| Given text |
As seen in Netflix TV series Pose, ballrooms in New York in the 1960s and 1980s became a safe place where sexual diversity wasn’t a handicap and everyone could feel and express themselves freely, unafraid of being judged or repudiated. Manuel Segade, director of the Ca2m Art Center in Móstoles (Madrid) and curator of the 2018 exhibition Elements of Vogue, says they were places where “through dance and other forms of kinship beyond the consanguineous family some communities created ways of life for their collective survival.”

“The ballroom scene allows people to express themselves freely, giving them the chance to experience for a day (the ball day) the fantasy of dressing up and living it in full glory, something that is not possible to replicate in real life for different reasons. It also works as a tool to improve self-esteem, personal growth and self-confidence, which is later reflected in your day-to-day life,” Silvi ManneQueen points out.

"Voguing has always been reinvented"

Manhattan drag queen Crystal LaBeija was responsible for one of the most important moments in the history and evolution of the ballroom scene, and therefore in the genesis of voguing. During a beauty pageant held in 1967, LaBeija showed her disagreement with the first prize being given to a white drag, arguing that black and Latin drags were recurrently denied the first place. “This triggered the creation of the first house (House of LaBeija)," says Silvi ManneQueen.

Segade says the houses became a real home for boys and girls who had never had one or who had been kicked out because of their sexuality. At the same time, these houses developed into rival teams that would compete in balls, also known as battles. Voguing, the most danceable side of battles, evolved by adopting new styles, while competitions became more and more intense and popular.

The first style, known today as Old Way Vogue, is a sequence of stylish poses, with linear and angular movements inspired by martial arts and military parades. The second, New Way, kept the lines and the angles, but movements were speedier and included visual effects and contortionism. And the third one, called Vogue Femme, was inspired by women. “It’s the most eye-catching of the three. It embodies femininity with circular and fluid movements of the hands and the arms, hip swinging and tiptoeing simulating heels. It is softer, though it can also be danced more dramatically and sharply with acrobatic movements,” ManneQueen explains.

"Voguing has always been reinvented," says Manuel Segade. “I remember the dip (a very characteristic Vogue Femme movement that consists in falling backwards) was born as an aesthetic reference to the collapsing and massive deaths of queer bodies during the AIDS crisis. That movement is still being danced today.”

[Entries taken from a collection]

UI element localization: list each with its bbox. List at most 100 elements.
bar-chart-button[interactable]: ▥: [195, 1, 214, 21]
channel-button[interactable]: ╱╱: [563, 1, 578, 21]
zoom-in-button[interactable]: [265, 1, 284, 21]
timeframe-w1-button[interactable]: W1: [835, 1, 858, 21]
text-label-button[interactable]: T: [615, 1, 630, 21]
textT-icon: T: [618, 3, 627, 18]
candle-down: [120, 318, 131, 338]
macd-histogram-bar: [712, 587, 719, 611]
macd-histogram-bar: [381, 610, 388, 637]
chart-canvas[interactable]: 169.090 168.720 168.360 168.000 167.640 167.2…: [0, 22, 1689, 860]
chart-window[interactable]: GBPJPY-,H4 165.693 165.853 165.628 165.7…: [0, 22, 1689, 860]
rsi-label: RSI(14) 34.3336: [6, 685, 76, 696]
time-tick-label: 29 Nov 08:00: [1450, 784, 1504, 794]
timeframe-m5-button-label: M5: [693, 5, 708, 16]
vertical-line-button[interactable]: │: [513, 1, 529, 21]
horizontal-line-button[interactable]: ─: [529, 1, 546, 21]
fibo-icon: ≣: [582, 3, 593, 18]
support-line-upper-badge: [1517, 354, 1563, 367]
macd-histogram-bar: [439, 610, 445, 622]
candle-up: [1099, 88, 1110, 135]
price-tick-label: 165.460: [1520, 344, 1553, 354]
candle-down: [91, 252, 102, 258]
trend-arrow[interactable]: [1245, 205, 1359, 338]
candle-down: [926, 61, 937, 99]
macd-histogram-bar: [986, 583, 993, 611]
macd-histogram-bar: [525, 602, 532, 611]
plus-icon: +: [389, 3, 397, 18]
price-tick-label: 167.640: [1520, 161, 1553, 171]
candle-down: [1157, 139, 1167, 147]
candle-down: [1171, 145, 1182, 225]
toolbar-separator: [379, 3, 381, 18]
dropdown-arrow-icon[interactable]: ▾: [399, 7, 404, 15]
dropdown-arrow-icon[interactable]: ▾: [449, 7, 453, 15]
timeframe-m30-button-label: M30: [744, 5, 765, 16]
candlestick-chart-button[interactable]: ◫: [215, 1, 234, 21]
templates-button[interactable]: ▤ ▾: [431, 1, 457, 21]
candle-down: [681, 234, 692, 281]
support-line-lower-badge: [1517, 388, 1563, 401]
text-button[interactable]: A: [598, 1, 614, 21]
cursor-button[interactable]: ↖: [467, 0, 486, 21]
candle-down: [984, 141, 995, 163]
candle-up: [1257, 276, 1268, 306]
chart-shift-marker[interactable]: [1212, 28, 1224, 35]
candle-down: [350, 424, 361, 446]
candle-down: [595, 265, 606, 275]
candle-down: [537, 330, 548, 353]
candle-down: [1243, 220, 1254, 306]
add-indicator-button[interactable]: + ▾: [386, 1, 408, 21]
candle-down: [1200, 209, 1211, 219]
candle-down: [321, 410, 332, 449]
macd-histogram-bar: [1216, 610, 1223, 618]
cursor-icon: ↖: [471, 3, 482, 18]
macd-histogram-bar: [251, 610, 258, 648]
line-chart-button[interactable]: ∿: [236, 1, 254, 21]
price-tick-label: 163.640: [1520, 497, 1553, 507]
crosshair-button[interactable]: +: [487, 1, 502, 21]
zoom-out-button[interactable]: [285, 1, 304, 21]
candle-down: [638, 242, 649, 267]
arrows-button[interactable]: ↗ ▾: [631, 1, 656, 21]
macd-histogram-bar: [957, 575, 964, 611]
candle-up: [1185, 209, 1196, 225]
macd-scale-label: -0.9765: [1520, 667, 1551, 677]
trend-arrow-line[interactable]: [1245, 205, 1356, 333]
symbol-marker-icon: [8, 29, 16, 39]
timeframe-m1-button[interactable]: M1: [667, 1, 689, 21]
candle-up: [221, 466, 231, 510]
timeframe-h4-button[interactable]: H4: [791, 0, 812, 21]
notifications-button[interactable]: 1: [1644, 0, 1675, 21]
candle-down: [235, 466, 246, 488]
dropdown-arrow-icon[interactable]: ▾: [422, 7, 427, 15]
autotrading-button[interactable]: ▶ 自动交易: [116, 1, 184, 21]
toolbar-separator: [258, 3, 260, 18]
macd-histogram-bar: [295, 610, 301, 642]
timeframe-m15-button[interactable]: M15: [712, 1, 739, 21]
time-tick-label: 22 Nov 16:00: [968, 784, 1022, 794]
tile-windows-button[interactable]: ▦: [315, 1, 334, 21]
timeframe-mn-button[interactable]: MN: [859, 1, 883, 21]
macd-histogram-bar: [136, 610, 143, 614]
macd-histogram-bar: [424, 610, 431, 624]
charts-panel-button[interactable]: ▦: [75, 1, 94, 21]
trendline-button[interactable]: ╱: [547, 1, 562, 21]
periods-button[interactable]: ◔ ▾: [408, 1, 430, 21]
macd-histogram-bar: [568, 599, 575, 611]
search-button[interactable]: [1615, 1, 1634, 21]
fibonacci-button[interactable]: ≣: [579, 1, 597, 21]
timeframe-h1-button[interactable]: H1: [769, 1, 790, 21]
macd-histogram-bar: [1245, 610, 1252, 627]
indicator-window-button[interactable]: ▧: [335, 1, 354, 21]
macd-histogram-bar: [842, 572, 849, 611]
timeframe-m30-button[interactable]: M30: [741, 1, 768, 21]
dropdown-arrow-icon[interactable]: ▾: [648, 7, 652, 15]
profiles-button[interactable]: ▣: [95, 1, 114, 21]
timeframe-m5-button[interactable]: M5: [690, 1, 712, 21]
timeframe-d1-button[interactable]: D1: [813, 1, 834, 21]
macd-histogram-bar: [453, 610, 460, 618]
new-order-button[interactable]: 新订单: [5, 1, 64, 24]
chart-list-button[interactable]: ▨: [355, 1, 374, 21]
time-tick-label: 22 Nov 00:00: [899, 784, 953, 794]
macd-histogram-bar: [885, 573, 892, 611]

| Using the information |
#1 In the voguing text, which Manhattan drag queen's protest at a beauty pageant triggered the creation of the first house?
#2 Rewrite the stretch of the voguing text from "Manhattan drag queen" through "intense and popular.", putting "competing groups" in place of "rival teams".
#3 Carry the voguing text on from the point where it stops.

| Answers to the exercises |
#1 Crystal LaBeija

#2
Manhattan drag queen Crystal LaBeija was responsible for one of the most important moments in the history and evolution of the ballroom scene, and therefore in the genesis of voguing. During a beauty pageant held in 1967, LaBeija showed her disagreement with the first prize being given to a white drag, arguing that black and Latin drags were recurrently denied the first place. “This triggered the creation of the first house (House of LaBeija)," says Silvi ManneQueen.

Segade says the houses became a real home for boys and girls who had never had one or who had been kicked out because of their sexuality. At the same time, these houses developed into competing groups that would compete in balls, also known as battles. Voguing, the most danceable side of battles, evolved by adopting new styles, while competitions became more and more intense and popular.

#3
Vogue Femme is the most visible style in Europe, Paris leading the way. “It was brought here in 2010 by Lasseindra Ninja, a Frenchwoman who had immigrated to the United States, where she got immersed in all this. But there were others, like Stéphane Mizrahi, who were voguing long before her,” explains photographer Teresa Suárez Zapater, one of the photojournalists on the Paris ballroom scene.

Today there are competitions in Zaragoza, Alicante, Barcelona, Málaga, and Valencia

In Spain the movement penetrated slowly but gradually to spread rather fast in recent years. In 2009, Silvi ManneQueen –the mother of Kiki House of F.A.B—  started organizing voguing workshops with international guests. In 2014, she coordinated the first ball in Spain. She established a main annual ball, as well as other smaller balls throughout the year, paving the way for the Madrid Ballroom Scene. "The aim was to diffuse and advertise this culture so people can benefit from all the positive and personal aspects this environment offers," she says.

Some of the participants in the first balls came from other cities and spread the interest for voguing. Today there are competitions in Zaragoza, Alicante, Barcelona, Málaga, and Valencia, to name a few. Which indicates that voguing (with its poses, floor performances, linear and angular movements, dips and parades) and the ballroom scene have come to Spain to stay and grow with glory and splendour.

The key to its success seems clear: beyond its spectacular nature (costumes, parades, movements...), voguing is, above all, a dance of resistance and symbol of the LGTBIQ + community.